TASK DETAILS :: Each entry that follows must be output without any deviation.

DATA SHOWN ::

----

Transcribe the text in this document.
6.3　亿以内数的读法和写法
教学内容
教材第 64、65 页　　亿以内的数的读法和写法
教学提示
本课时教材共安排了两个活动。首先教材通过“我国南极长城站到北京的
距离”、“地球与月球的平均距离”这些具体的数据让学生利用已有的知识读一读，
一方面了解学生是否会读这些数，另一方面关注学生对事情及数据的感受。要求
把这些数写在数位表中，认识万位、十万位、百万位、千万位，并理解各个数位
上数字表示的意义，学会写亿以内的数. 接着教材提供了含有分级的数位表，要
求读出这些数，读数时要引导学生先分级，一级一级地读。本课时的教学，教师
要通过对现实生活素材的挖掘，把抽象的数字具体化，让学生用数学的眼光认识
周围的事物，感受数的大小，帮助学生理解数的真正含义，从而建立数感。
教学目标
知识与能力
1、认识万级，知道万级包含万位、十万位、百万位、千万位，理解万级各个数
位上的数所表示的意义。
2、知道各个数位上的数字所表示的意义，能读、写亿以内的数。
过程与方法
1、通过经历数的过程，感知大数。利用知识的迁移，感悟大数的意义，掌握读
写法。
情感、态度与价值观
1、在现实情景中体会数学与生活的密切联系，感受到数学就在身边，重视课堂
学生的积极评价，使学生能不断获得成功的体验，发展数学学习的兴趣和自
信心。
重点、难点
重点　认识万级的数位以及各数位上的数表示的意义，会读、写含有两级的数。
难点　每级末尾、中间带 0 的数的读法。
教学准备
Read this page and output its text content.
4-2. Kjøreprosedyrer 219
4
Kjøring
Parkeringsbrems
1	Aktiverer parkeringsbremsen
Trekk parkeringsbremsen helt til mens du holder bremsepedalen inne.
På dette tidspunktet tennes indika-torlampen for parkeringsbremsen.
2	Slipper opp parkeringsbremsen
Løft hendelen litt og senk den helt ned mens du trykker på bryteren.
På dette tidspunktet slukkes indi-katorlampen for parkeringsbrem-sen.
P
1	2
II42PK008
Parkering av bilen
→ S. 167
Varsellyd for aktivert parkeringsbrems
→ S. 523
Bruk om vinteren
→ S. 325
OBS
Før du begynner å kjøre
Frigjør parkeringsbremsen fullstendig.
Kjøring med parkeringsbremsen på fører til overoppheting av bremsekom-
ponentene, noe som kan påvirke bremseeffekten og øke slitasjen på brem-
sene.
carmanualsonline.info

----

WRITTEN RESPONSE ::
Transcribe the text in this document.
6.3　亿以内数的读法和写法
教学内容
教材第 64、65 页　　亿以内的数的读法和写法
教学提示
本课时教材共安排了两个活动。首先教材通过“我国南极长城站到北京的
距离”、“地球与月球的平均距离”这些具体的数据让学生利用已有的知识读一读，
一方面了解学生是否会读这些数，另一方面关注学生对事情及数据的感受。要求
把这些数写在数位表中，认识万位、十万位、百万位、千万位，并理解各个数位
上数字表示的意义，学会写亿以内的数. 接着教材提供了含有分级的数位表，要
求读出这些数，读数时要引导学生先分级，一级一级地读。本课时的教学，教师
要通过对现实生活素材的挖掘，把抽象的数字具体化，让学生用数学的眼光认识
周围的事物，感受数的大小，帮助学生理解数的真正含义，从而建立数感。
教学目标
知识与能力
1、认识万级，知道万级包含万位、十万位、百万位、千万位，理解万级各个数
位上的数所表示的意义。
2、知道各个数位上的数字所表示的意义，能读、写亿以内的数。
过程与方法
1、通过经历数的过程，感知大数。利用知识的迁移，感悟大数的意义，掌握读
写法。
情感、态度与价值观
1、在现实情景中体会数学与生活的密切联系，感受到数学就在身边，重视课堂
学生的积极评价，使学生能不断获得成功的体验，发展数学学习的兴趣和自
信心。
重点、难点
重点　认识万级的数位以及各数位上的数表示的意义，会读、写含有两级的数。
难点　每级末尾、中间带 0 的数的读法。
教学准备
Read this page and output its text content.
4-2. Kjøreprosedyrer 219
4
Kjøring
Parkeringsbrems
1	Aktiverer parkeringsbremsen
Trekk parkeringsbremsen helt til mens du holder bremsepedalen inne.
På dette tidspunktet tennes indika-torlampen for parkeringsbremsen.
2	Slipper opp parkeringsbremsen
Løft hendelen litt og senk den helt ned mens du trykker på bryteren.
På dette tidspunktet slukkes indi-katorlampen for parkeringsbrem-sen.
P
1	2
II42PK008
Parkering av bilen
→ S. 167
Varsellyd for aktivert parkeringsbrems
→ S. 523
Bruk om vinteren
→ S. 325
OBS
Før du begynner å kjøre
Frigjør parkeringsbremsen fullstendig.
Kjøring med parkeringsbremsen på fører til overoppheting av bremsekom-
ponentene, noe som kan påvirke bremseeffekten og øke slitasjen på brem-
sene.
carmanualsonline.info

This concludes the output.